# PROBLEM STATEMENT
Reproduce all of the data word for word.

# EXERCISE MATERIALS
- - - -
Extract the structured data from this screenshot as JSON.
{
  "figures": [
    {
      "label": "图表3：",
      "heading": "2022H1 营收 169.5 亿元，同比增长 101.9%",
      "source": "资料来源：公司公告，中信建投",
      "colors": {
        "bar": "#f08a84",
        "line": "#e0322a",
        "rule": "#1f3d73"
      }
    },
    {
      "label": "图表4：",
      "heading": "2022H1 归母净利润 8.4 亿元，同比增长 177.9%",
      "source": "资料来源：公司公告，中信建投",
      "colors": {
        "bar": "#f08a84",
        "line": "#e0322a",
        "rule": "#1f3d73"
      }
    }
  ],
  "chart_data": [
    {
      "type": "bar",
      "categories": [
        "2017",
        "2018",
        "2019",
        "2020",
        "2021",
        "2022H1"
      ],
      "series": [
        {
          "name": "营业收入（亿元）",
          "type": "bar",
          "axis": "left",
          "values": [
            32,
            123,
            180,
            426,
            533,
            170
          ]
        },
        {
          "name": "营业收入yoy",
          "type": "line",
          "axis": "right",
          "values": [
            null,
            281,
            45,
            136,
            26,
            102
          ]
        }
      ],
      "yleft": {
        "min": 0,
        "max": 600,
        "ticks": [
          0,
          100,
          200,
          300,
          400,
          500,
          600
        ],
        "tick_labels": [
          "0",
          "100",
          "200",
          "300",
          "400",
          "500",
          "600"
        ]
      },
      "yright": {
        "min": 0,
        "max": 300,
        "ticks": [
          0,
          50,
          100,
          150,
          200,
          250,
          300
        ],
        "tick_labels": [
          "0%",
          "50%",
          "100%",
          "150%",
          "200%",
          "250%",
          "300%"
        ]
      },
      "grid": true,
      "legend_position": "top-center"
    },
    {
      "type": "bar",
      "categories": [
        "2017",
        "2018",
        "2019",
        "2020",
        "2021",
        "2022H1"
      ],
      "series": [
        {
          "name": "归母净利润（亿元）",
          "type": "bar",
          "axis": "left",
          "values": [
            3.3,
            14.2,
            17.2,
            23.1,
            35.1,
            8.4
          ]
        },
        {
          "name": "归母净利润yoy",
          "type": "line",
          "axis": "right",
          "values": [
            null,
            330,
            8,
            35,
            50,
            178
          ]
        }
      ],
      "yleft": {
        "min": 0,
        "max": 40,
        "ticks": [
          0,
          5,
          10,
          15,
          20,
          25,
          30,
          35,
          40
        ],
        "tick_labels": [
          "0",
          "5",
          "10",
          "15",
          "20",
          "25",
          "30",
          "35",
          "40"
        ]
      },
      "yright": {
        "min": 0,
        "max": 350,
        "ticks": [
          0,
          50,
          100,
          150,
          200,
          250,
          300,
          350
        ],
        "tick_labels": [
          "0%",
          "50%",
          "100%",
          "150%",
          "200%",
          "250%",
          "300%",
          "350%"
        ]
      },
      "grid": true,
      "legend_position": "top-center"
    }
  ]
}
- - - -
# THE RESPONSE
Extract the structured data from this screenshot as JSON.
{
  "figures": [
    {
      "label": "图表3：",
      "heading": "2022H1 营收 169.5 亿元，同比增长 101.9%",
      "source": "资料来源：公司公告，中信建投",
      "colors": {
        "bar": "#f08a84",
        "line": "#e0322a",
        "rule": "#1f3d73"
      }
    },
    {
      "label": "图表4：",
      "heading": "2022H1 归母净利润 8.4 亿元，同比增长 177.9%",
      "source": "资料来源：公司公告，中信建投",
      "colors": {
        "bar": "#f08a84",
        "line": "#e0322a",
        "rule": "#1f3d73"
      }
    }
  ],
  "chart_data": [
    {
      "type": "bar",
      "categories": [
        "2017",
        "2018",
        "2019",
        "2020",
        "2021",
        "2022H1"
      ],
      "series": [
        {
          "name": "营业收入（亿元）",
          "type": "bar",
          "axis": "left",
          "values": [
            32,
            123,
            180,
            426,
            533,
            170
          ]
        },
        {
          "name": "营业收入yoy",
          "type": "line",
          "axis": "right",
          "values": [
            null,
            281,
            45,
            136,
            26,
            102
          ]
        }
      ],
      "yleft": {
        "min": 0,
        "max": 600,
        "ticks": [
          0,
          100,
          200,
          300,
          400,
          500,
          600
        ],
        "tick_labels": [
          "0",
          "100",
          "200",
          "300",
          "400",
          "500",
          "600"
        ]
      },
      "yright": {
        "min": 0,
        "max": 300,
        "ticks": [
          0,
          50,
          100,
          150,
          200,
          250,
          300
        ],
        "tick_labels": [
          "0%",
          "50%",
          "100%",
          "150%",
          "200%",
          "250%",
          "300%"
        ]
      },
      "grid": true,
      "legend_position": "top-center"
    },
    {
      "type": "bar",
      "categories": [
        "2017",
        "2018",
        "2019",
        "2020",
        "2021",
        "2022H1"
      ],
      "series": [
        {
          "name": "归母净利润（亿元）",
          "type": "bar",
          "axis": "left",
          "values": [
            3.3,
            14.2,
            17.2,
            23.1,
            35.1,
            8.4
          ]
        },
        {
          "name": "归母净利润yoy",
          "type": "line",
          "axis": "right",
          "values": [
            null,
            330,
            8,
            35,
            50,
            178
          ]
        }
      ],
      "yleft": {
        "min": 0,
        "max": 40,
        "ticks": [
          0,
          5,
          10,
          15,
          20,
          25,
          30,
          35,
          40
        ],
        "tick_labels": [
          "0",
          "5",
          "10",
          "15",
          "20",
          "25",
          "30",
          "35",
          "40"
        ]
      },
      "yright": {
        "min": 0,
        "max": 350,
        "ticks": [
          0,
          50,
          100,
          150,
          200,
          250,
          300,
          350
        ],
        "tick_labels": [
          "0%",
          "50%",
          "100%",
          "150%",
          "200%",
          "250%",
          "300%",
          "350%"
        ]
      },
      "grid": true,
      "legend_position": "top-center"
    }
  ]
}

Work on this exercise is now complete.